WORK TO DO> Count each line below that has "name" anywhere in it. Answer with the total alone.

ITEMS>
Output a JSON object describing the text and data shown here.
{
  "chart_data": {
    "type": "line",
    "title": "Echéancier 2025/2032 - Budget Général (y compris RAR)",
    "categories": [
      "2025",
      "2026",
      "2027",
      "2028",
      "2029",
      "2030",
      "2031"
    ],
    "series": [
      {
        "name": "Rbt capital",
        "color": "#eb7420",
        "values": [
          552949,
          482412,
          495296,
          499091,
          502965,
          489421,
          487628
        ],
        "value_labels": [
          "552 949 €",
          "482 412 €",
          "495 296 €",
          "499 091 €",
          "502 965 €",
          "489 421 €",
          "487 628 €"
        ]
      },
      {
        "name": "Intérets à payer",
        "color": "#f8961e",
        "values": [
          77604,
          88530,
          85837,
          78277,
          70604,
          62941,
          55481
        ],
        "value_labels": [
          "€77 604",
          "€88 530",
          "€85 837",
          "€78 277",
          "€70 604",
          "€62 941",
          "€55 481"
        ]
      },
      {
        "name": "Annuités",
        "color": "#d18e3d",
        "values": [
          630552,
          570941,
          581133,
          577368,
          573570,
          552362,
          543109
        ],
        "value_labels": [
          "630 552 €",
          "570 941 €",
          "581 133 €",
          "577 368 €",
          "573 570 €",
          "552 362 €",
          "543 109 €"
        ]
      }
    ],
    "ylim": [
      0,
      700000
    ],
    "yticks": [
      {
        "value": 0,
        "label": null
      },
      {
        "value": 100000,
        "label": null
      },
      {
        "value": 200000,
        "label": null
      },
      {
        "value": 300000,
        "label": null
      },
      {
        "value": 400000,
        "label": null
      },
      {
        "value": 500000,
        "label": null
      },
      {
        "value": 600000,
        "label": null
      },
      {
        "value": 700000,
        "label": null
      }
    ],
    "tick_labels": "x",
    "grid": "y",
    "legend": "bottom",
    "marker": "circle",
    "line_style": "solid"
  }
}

CORRECT RESPONSE> 3